Short task:
Pictures are not part of the copy; repeat everything else in the records exactly.

Input records:
--------------------------------

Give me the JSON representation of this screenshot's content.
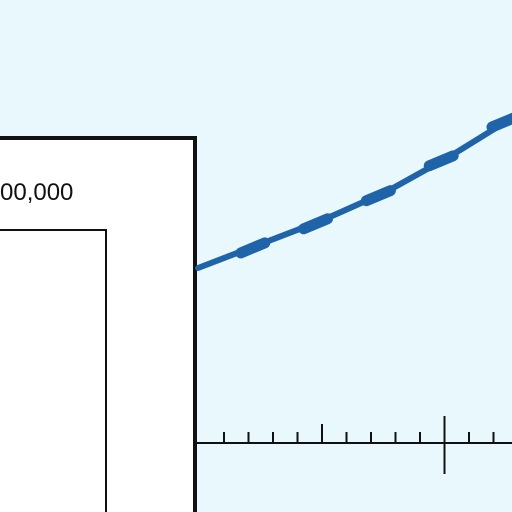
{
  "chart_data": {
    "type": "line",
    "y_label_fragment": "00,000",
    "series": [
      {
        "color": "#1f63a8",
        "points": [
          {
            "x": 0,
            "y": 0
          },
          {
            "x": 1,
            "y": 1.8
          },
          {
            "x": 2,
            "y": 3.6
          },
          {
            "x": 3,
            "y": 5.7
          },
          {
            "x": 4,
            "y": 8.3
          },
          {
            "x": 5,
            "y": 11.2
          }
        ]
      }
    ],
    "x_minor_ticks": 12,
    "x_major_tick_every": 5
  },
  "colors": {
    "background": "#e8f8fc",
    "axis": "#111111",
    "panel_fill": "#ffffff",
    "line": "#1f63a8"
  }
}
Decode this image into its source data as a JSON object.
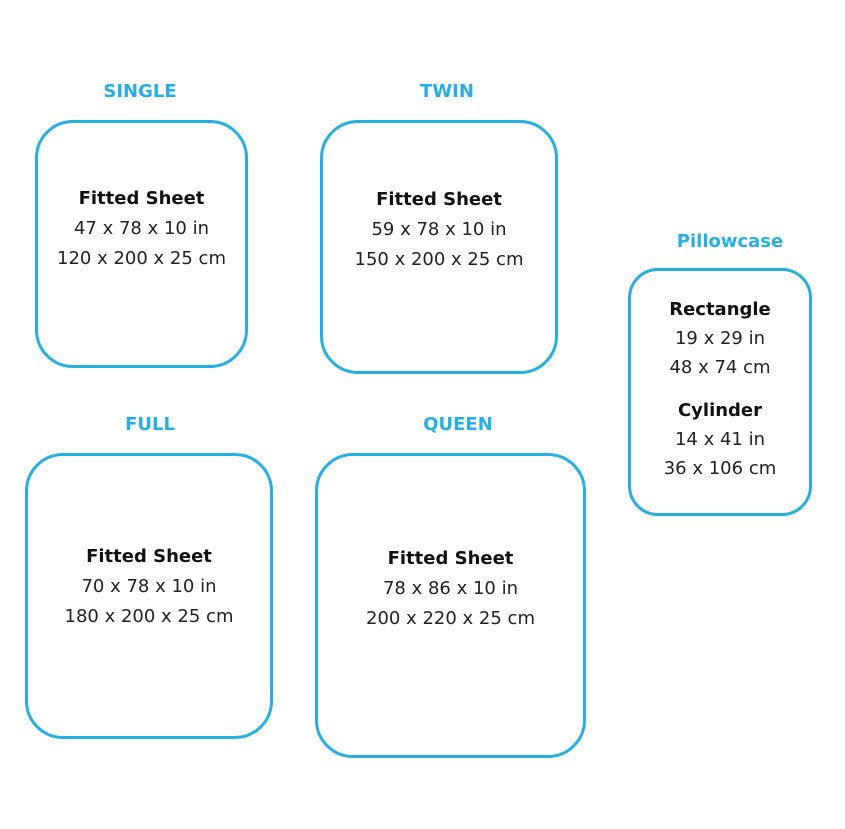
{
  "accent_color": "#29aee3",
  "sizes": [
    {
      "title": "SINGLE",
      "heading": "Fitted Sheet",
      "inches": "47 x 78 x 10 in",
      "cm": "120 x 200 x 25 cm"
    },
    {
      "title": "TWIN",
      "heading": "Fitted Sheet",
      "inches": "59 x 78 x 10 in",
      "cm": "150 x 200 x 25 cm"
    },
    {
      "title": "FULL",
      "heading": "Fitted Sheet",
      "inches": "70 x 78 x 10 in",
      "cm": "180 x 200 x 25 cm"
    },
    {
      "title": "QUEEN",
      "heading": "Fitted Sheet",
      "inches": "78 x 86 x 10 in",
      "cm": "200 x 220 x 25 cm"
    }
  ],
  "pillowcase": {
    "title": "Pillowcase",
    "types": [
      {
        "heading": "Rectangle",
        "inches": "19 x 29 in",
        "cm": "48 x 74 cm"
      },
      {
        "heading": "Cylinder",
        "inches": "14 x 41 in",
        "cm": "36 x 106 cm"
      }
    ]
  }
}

--------------------------------

Final result:
Give me the JSON representation of this screenshot's content.
{
  "chart_data": {
    "type": "line",
    "y_label_fragment": "00,000",
    "series": [
      {
        "color": "#1f63a8",
        "points": [
          {
            "x": 0,
            "y": 0
          },
          {
            "x": 1,
            "y": 1.8
          },
          {
            "x": 2,
            "y": 3.6
          },
          {
            "x": 3,
            "y": 5.7
          },
          {
            "x": 4,
            "y": 8.3
          },
          {
            "x": 5,
            "y": 11.2
          }
        ]
      }
    ],
    "x_minor_ticks": 12,
    "x_major_tick_every": 5
  },
  "colors": {
    "background": "#e8f8fc",
    "axis": "#111111",
    "panel_fill": "#ffffff",
    "line": "#1f63a8"
  }
}
Decode this image into its source data as a JSON object.
{
  "accent_color": "#29aee3",
  "sizes": [
    {
      "title": "SINGLE",
      "heading": "Fitted Sheet",
      "inches": "47 x 78 x 10 in",
      "cm": "120 x 200 x 25 cm"
    },
    {
      "title": "TWIN",
      "heading": "Fitted Sheet",
      "inches": "59 x 78 x 10 in",
      "cm": "150 x 200 x 25 cm"
    },
    {
      "title": "FULL",
      "heading": "Fitted Sheet",
      "inches": "70 x 78 x 10 in",
      "cm": "180 x 200 x 25 cm"
    },
    {
      "title": "QUEEN",
      "heading": "Fitted Sheet",
      "inches": "78 x 86 x 10 in",
      "cm": "200 x 220 x 25 cm"
    }
  ],
  "pillowcase": {
    "title": "Pillowcase",
    "types": [
      {
        "heading": "Rectangle",
        "inches": "19 x 29 in",
        "cm": "48 x 74 cm"
      },
      {
        "heading": "Cylinder",
        "inches": "14 x 41 in",
        "cm": "36 x 106 cm"
      }
    ]
  }
}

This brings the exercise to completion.